Directions :: Scan each line of the records for the word "from" and extract the ones that have it.

A run of records:

▬▬▬▬▬▬

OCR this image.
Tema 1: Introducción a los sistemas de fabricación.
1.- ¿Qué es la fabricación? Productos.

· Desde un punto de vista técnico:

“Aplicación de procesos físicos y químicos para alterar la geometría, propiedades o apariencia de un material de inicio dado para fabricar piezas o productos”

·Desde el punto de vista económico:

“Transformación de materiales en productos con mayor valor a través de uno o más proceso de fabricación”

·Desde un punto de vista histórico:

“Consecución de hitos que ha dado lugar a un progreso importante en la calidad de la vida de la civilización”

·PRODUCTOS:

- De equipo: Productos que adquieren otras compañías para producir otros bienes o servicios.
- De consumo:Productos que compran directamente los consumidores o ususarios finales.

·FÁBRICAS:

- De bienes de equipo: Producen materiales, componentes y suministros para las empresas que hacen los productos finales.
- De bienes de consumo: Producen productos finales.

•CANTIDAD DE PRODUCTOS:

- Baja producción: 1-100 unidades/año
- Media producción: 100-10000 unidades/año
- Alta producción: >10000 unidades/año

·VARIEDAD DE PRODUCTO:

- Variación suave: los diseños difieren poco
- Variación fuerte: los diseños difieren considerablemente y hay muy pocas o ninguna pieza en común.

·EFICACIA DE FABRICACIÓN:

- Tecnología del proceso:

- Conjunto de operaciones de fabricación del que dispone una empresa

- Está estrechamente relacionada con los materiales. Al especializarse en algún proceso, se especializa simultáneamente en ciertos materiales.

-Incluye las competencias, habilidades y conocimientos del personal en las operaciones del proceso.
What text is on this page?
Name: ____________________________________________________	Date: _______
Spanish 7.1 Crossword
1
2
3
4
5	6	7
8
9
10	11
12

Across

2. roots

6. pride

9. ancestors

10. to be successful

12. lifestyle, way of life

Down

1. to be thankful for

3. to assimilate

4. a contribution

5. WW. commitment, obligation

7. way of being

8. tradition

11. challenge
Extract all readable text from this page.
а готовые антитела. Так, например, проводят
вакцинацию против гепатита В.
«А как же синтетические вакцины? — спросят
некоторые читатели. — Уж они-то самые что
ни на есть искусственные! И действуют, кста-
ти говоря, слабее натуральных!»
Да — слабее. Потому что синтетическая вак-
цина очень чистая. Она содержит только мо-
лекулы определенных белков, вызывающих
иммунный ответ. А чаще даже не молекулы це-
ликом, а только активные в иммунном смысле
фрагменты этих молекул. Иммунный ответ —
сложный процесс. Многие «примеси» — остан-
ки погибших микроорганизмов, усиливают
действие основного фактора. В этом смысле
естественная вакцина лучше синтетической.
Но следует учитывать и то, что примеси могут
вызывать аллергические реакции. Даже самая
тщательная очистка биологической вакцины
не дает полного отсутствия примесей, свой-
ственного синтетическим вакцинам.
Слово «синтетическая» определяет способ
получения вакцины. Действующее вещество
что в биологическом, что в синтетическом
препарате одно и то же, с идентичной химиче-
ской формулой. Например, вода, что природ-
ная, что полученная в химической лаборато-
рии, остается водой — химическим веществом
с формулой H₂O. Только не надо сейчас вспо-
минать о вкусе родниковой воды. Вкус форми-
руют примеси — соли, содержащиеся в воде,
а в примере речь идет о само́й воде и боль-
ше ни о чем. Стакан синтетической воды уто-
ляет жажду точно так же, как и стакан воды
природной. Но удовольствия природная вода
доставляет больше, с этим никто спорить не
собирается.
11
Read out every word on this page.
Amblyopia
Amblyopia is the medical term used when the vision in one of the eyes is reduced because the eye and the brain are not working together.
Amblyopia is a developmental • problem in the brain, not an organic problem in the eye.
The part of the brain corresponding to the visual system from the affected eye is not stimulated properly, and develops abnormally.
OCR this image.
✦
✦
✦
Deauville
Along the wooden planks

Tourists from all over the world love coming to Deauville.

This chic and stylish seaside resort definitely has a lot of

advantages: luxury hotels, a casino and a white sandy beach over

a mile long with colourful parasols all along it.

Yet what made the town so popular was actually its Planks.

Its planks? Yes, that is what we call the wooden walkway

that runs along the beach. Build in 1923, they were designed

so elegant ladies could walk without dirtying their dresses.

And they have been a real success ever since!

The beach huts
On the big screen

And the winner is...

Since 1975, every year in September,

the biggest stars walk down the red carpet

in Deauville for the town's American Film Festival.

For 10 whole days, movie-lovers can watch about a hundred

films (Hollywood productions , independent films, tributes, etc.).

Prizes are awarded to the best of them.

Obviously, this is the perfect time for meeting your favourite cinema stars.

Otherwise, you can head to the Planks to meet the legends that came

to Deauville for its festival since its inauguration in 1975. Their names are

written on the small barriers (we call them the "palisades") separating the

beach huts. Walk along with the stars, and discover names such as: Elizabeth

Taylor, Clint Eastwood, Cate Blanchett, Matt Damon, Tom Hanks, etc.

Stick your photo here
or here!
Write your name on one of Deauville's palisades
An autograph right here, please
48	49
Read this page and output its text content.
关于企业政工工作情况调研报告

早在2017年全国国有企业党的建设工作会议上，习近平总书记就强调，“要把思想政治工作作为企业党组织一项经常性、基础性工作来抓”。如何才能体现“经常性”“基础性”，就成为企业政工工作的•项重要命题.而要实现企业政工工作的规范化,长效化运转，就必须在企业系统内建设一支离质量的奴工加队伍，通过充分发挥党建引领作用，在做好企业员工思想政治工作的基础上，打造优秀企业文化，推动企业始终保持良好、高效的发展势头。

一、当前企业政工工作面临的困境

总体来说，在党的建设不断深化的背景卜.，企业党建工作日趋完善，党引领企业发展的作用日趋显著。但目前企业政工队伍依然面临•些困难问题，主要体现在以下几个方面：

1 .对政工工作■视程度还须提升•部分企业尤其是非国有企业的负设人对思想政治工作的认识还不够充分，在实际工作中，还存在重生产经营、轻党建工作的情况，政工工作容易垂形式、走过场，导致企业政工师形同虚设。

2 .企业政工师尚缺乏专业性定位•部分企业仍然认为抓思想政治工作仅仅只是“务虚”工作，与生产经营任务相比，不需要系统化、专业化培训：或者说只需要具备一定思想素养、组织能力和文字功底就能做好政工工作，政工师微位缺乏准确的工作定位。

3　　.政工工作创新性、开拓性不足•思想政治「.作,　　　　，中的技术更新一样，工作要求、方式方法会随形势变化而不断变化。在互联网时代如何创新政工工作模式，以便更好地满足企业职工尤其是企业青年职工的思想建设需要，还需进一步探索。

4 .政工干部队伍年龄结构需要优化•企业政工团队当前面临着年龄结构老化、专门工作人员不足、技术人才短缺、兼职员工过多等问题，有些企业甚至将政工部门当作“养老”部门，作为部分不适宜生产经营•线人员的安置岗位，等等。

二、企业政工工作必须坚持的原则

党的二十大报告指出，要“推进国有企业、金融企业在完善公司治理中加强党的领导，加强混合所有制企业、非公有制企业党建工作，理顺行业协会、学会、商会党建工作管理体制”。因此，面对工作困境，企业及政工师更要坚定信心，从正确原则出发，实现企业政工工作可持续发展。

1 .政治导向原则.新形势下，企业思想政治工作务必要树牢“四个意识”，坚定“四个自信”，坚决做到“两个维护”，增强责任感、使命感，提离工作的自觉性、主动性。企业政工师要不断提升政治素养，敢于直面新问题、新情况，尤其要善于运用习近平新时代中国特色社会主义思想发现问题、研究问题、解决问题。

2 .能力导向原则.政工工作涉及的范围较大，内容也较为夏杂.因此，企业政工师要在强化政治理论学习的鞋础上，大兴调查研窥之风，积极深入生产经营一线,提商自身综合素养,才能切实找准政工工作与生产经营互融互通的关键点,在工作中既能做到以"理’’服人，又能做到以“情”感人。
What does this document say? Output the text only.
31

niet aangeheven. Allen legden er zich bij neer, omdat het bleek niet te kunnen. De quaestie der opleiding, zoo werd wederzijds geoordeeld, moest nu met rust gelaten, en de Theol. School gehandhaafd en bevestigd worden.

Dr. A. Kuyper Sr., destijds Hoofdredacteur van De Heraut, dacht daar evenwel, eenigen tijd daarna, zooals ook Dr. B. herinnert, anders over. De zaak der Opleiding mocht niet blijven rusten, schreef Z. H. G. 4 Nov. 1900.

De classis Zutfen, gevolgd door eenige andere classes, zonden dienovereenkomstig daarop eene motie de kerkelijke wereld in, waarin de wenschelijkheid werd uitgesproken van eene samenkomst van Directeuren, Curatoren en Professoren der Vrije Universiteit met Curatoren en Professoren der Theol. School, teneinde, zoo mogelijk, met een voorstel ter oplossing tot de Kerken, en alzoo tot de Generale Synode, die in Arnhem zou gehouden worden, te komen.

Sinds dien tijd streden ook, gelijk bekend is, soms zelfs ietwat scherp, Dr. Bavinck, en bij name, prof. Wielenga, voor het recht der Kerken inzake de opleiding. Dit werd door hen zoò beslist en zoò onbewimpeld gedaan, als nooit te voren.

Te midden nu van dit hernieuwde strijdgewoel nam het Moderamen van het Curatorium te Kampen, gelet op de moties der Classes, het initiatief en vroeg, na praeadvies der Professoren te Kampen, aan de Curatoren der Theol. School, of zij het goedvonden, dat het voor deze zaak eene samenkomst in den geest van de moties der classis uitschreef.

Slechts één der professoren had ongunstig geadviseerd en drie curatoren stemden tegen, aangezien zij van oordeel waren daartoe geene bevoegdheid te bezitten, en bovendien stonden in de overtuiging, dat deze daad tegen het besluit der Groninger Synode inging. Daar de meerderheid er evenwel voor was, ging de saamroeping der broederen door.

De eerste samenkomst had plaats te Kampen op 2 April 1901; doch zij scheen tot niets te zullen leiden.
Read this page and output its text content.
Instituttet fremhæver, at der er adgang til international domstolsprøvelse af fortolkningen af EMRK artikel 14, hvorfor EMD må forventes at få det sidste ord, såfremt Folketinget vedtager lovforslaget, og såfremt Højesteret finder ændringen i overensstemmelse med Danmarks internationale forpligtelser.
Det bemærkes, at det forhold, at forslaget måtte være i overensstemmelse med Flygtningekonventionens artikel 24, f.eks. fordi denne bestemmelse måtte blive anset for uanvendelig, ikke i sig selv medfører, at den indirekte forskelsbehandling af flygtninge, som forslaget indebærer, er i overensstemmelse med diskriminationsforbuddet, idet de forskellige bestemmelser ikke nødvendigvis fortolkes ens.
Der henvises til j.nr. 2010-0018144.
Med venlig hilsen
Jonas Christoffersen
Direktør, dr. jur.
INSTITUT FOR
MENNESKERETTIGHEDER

▬▬▬▬▬▬

Exercise result ::
Extract all readable text from this page.
The part of the brain corresponding to the visual system from the affected eye is not stimulated properly, and develops abnormally.
Tourists from all over the world love coming to Deauville.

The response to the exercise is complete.